§ Provided material:
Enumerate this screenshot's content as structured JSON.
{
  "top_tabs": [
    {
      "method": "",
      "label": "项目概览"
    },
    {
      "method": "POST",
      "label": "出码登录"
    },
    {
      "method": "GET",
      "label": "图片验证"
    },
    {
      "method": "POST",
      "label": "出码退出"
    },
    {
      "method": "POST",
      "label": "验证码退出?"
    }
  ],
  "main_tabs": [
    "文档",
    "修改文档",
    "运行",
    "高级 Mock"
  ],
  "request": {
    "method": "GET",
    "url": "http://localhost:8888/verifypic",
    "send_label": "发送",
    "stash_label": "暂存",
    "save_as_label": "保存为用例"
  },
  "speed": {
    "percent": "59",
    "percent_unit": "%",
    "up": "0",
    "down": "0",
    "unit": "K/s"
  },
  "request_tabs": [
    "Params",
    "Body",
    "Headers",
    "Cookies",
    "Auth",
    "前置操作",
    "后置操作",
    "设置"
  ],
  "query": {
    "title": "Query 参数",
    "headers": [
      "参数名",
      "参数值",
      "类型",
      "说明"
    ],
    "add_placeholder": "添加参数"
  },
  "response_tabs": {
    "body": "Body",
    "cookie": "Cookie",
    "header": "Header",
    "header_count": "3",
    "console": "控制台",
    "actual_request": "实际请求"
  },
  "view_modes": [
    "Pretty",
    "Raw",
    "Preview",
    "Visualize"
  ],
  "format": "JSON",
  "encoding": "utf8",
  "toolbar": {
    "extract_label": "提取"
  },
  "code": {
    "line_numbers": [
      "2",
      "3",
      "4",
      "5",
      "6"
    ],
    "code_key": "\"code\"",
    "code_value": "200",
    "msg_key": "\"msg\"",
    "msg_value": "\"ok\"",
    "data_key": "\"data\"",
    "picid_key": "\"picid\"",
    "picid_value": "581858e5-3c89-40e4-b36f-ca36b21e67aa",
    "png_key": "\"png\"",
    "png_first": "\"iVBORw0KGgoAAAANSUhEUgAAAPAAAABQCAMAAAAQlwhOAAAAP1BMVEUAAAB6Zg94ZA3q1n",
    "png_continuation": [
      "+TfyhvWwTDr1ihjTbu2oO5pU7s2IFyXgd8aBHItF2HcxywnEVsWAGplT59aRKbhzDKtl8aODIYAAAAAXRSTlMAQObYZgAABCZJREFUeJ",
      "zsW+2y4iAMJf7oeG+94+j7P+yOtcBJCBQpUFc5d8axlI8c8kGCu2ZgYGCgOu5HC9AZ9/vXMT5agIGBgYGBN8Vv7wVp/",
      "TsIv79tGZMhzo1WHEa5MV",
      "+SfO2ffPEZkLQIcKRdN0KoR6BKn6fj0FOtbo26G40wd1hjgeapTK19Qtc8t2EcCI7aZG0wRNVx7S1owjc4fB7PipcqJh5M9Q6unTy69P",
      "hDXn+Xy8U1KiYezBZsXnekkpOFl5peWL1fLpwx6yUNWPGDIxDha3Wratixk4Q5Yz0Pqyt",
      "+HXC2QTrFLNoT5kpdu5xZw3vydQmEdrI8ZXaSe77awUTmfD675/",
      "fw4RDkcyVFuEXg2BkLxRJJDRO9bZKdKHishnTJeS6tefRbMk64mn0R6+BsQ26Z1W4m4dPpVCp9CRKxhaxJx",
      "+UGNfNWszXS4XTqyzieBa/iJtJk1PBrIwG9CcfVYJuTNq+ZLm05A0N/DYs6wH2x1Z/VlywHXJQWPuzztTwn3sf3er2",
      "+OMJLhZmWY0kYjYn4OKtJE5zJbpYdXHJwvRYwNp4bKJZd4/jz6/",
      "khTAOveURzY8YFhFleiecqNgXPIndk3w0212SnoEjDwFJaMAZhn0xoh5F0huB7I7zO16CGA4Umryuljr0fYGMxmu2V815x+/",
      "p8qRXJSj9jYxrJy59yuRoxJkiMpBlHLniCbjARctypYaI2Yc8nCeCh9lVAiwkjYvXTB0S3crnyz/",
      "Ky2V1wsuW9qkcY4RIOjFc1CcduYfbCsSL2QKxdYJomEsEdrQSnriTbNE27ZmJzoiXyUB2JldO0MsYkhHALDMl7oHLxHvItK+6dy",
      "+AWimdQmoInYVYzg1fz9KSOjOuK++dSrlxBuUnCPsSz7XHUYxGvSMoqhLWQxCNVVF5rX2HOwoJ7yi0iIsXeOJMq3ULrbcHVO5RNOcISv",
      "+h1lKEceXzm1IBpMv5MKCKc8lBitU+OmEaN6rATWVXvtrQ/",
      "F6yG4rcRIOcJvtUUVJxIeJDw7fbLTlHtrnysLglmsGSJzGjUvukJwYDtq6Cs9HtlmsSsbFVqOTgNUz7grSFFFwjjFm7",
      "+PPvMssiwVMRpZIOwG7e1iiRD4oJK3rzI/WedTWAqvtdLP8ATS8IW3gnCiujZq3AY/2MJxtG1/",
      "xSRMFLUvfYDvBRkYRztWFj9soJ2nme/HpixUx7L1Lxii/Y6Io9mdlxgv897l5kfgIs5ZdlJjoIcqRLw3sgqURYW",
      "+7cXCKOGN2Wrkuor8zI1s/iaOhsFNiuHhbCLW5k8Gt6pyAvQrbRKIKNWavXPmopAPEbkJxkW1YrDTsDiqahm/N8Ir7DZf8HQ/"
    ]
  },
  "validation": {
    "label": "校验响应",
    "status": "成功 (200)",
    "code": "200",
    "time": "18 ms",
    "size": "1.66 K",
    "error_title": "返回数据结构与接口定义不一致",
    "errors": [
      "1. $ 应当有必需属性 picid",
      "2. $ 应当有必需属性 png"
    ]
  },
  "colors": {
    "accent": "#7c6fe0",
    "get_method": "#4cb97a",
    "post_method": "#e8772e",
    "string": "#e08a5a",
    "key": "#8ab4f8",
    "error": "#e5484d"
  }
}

§ Task instructions: Quote all the records exactly, please, leaving none out.

§ Full answer:
Enumerate this screenshot's content as structured JSON.
{
  "top_tabs": [
    {
      "method": "",
      "label": "项目概览"
    },
    {
      "method": "POST",
      "label": "出码登录"
    },
    {
      "method": "GET",
      "label": "图片验证"
    },
    {
      "method": "POST",
      "label": "出码退出"
    },
    {
      "method": "POST",
      "label": "验证码退出?"
    }
  ],
  "main_tabs": [
    "文档",
    "修改文档",
    "运行",
    "高级 Mock"
  ],
  "request": {
    "method": "GET",
    "url": "http://localhost:8888/verifypic",
    "send_label": "发送",
    "stash_label": "暂存",
    "save_as_label": "保存为用例"
  },
  "speed": {
    "percent": "59",
    "percent_unit": "%",
    "up": "0",
    "down": "0",
    "unit": "K/s"
  },
  "request_tabs": [
    "Params",
    "Body",
    "Headers",
    "Cookies",
    "Auth",
    "前置操作",
    "后置操作",
    "设置"
  ],
  "query": {
    "title": "Query 参数",
    "headers": [
      "参数名",
      "参数值",
      "类型",
      "说明"
    ],
    "add_placeholder": "添加参数"
  },
  "response_tabs": {
    "body": "Body",
    "cookie": "Cookie",
    "header": "Header",
    "header_count": "3",
    "console": "控制台",
    "actual_request": "实际请求"
  },
  "view_modes": [
    "Pretty",
    "Raw",
    "Preview",
    "Visualize"
  ],
  "format": "JSON",
  "encoding": "utf8",
  "toolbar": {
    "extract_label": "提取"
  },
  "code": {
    "line_numbers": [
      "2",
      "3",
      "4",
      "5",
      "6"
    ],
    "code_key": "\"code\"",
    "code_value": "200",
    "msg_key": "\"msg\"",
    "msg_value": "\"ok\"",
    "data_key": "\"data\"",
    "picid_key": "\"picid\"",
    "picid_value": "581858e5-3c89-40e4-b36f-ca36b21e67aa",
    "png_key": "\"png\"",
    "png_first": "\"iVBORw0KGgoAAAANSUhEUgAAAPAAAABQCAMAAAAQlwhOAAAAP1BMVEUAAAB6Zg94ZA3q1n",
    "png_continuation": [
      "+TfyhvWwTDr1ihjTbu2oO5pU7s2IFyXgd8aBHItF2HcxywnEVsWAGplT59aRKbhzDKtl8aODIYAAAAAXRSTlMAQObYZgAABCZJREFUeJ",
      "zsW+2y4iAMJf7oeG+94+j7P+yOtcBJCBQpUFc5d8axlI8c8kGCu2ZgYGCgOu5HC9AZ9/vXMT5agIGBgYGBN8Vv7wVp/",
      "TsIv79tGZMhzo1WHEa5MV",
      "+SfO2ffPEZkLQIcKRdN0KoR6BKn6fj0FOtbo26G40wd1hjgeapTK19Qtc8t2EcCI7aZG0wRNVx7S1owjc4fB7PipcqJh5M9Q6unTy69P",
      "hDXn+Xy8U1KiYezBZsXnekkpOFl5peWL1fLpwx6yUNWPGDIxDha3Wratixk4Q5Yz0Pqyt",
      "+HXC2QTrFLNoT5kpdu5xZw3vydQmEdrI8ZXaSe77awUTmfD675/",
      "fw4RDkcyVFuEXg2BkLxRJJDRO9bZKdKHishnTJeS6tefRbMk64mn0R6+BsQ26Z1W4m4dPpVCp9CRKxhaxJx",
      "+UGNfNWszXS4XTqyzieBa/iJtJk1PBrIwG9CcfVYJuTNq+ZLm05A0N/DYs6wH2x1Z/VlywHXJQWPuzztTwn3sf3er2",
      "+OMJLhZmWY0kYjYn4OKtJE5zJbpYdXHJwvRYwNp4bKJZd4/jz6/",
      "khTAOveURzY8YFhFleiecqNgXPIndk3w0212SnoEjDwFJaMAZhn0xoh5F0huB7I7zO16CGA4Umryuljr0fYGMxmu2V815x+/",
      "p8qRXJSj9jYxrJy59yuRoxJkiMpBlHLniCbjARctypYaI2Yc8nCeCh9lVAiwkjYvXTB0S3crnyz/",
      "Ky2V1wsuW9qkcY4RIOjFc1CcduYfbCsSL2QKxdYJomEsEdrQSnriTbNE27ZmJzoiXyUB2JldO0MsYkhHALDMl7oHLxHvItK+6dy",
      "+AWimdQmoInYVYzg1fz9KSOjOuK++dSrlxBuUnCPsSz7XHUYxGvSMoqhLWQxCNVVF5rX2HOwoJ7yi0iIsXeOJMq3ULrbcHVO5RNOcISv",
      "+h1lKEceXzm1IBpMv5MKCKc8lBitU+OmEaN6rATWVXvtrQ/",
      "F6yG4rcRIOcJvtUUVJxIeJDw7fbLTlHtrnysLglmsGSJzGjUvukJwYDtq6Cs9HtlmsSsbFVqOTgNUz7grSFFFwjjFm7",
      "+PPvMssiwVMRpZIOwG7e1iiRD4oJK3rzI/WedTWAqvtdLP8ATS8IW3gnCiujZq3AY/2MJxtG1/",
      "xSRMFLUvfYDvBRkYRztWFj9soJ2nme/HpixUx7L1Lxii/Y6Io9mdlxgv897l5kfgIs5ZdlJjoIcqRLw3sgqURYW",
      "+7cXCKOGN2Wrkuor8zI1s/iaOhsFNiuHhbCLW5k8Gt6pyAvQrbRKIKNWavXPmopAPEbkJxkW1YrDTsDiqahm/N8Ir7DZf8HQ/"
    ]
  },
  "validation": {
    "label": "校验响应",
    "status": "成功 (200)",
    "code": "200",
    "time": "18 ms",
    "size": "1.66 K",
    "error_title": "返回数据结构与接口定义不一致",
    "errors": [
      "1. $ 应当有必需属性 picid",
      "2. $ 应当有必需属性 png"
    ]
  },
  "colors": {
    "accent": "#7c6fe0",
    "get_method": "#4cb97a",
    "post_method": "#e8772e",
    "string": "#e08a5a",
    "key": "#8ab4f8",
    "error": "#e5484d"
  }
}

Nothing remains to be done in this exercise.